▸ **What the task asks**: Transcribe the data verbatim, starting at the line that contains "FancyBboxPatch shape — [199, 104, 266, 129]" and ending at the line that contains "ribosomes, etc): Larger", with both of those lines included.

-- start of Data rows --

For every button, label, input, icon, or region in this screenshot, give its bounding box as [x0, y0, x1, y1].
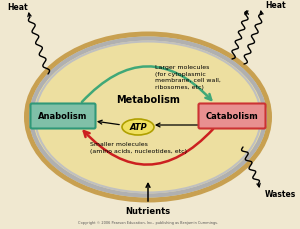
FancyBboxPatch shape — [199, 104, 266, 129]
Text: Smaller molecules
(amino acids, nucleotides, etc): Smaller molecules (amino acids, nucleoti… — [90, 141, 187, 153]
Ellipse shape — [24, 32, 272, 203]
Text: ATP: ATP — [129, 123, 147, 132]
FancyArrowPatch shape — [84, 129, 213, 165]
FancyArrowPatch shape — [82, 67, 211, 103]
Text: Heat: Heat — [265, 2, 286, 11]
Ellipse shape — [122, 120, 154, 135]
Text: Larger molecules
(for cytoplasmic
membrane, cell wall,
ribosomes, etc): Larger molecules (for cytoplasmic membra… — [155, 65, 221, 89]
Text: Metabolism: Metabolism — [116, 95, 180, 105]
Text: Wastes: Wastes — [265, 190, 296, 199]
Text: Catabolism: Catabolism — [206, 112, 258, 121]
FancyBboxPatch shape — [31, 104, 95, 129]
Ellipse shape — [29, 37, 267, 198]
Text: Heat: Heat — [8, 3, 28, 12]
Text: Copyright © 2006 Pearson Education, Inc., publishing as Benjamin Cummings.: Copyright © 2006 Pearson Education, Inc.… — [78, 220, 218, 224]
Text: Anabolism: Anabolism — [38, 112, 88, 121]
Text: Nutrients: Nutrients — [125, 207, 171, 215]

-- end of Data rows --
-- start of Data rows --

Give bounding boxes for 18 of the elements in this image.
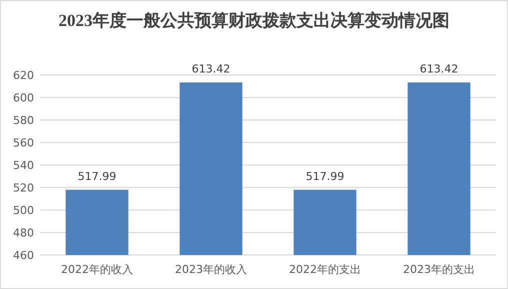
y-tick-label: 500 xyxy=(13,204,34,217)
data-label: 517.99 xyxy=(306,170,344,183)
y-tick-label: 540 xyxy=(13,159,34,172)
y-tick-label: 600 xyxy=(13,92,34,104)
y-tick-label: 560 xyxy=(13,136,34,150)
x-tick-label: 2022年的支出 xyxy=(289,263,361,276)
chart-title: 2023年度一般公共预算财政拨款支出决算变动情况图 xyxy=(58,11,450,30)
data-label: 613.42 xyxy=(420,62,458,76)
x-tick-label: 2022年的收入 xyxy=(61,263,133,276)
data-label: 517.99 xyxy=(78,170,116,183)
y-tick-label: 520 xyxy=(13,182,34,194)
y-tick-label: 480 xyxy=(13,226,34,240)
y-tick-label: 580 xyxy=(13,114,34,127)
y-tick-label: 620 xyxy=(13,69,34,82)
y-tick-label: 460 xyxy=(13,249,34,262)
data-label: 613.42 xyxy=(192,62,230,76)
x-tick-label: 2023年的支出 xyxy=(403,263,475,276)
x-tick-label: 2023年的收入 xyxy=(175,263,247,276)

-- end of Data rows --

▸ **Result of this exercise**:
FancyBboxPatch shape — [199, 104, 266, 129]
Text: Smaller molecules
(amino acids, nucleotides, etc): Smaller molecules (amino acids, nucleoti… — [90, 141, 187, 153]
Ellipse shape — [24, 32, 272, 203]
Text: ATP: ATP — [129, 123, 147, 132]
FancyArrowPatch shape — [84, 129, 213, 165]
FancyArrowPatch shape — [82, 67, 211, 103]
Text: Heat: Heat — [265, 2, 286, 11]
Ellipse shape — [122, 120, 154, 135]
Text: Larger molecules
(for cytoplasmic
membrane, cell wall,
ribosomes, etc): Larger molecules (for cytoplasmic membra… — [155, 65, 221, 89]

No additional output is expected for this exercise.